[What is asked] Scan each line of the records for the word "name" and extract the ones that have it.

* Start Material for the task *

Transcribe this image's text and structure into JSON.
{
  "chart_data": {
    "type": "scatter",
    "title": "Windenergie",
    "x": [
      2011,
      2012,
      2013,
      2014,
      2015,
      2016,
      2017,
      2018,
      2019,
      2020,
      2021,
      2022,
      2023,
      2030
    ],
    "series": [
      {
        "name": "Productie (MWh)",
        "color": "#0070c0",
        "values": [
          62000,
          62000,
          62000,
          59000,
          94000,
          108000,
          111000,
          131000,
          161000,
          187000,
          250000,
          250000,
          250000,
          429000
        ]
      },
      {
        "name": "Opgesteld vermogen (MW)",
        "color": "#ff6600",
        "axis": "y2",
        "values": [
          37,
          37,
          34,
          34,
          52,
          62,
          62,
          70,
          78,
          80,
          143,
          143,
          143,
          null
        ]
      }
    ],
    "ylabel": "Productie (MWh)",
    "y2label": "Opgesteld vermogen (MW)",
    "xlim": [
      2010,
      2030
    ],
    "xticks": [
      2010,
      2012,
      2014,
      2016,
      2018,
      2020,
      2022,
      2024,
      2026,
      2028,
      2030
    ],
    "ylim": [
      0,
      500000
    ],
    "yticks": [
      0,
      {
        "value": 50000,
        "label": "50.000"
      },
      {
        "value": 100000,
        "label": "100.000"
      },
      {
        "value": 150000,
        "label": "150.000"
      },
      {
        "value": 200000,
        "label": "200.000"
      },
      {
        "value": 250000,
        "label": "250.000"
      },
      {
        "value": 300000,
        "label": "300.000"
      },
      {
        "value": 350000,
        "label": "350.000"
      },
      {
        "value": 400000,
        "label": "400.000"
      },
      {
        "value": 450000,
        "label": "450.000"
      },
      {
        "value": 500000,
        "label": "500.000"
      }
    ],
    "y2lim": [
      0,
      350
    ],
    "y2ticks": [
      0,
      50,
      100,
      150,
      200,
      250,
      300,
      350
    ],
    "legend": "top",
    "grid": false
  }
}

* End Material for the task *

[Exercise response]
        "name": "Productie (MWh)",
        "name": "Opgesteld vermogen (MW)",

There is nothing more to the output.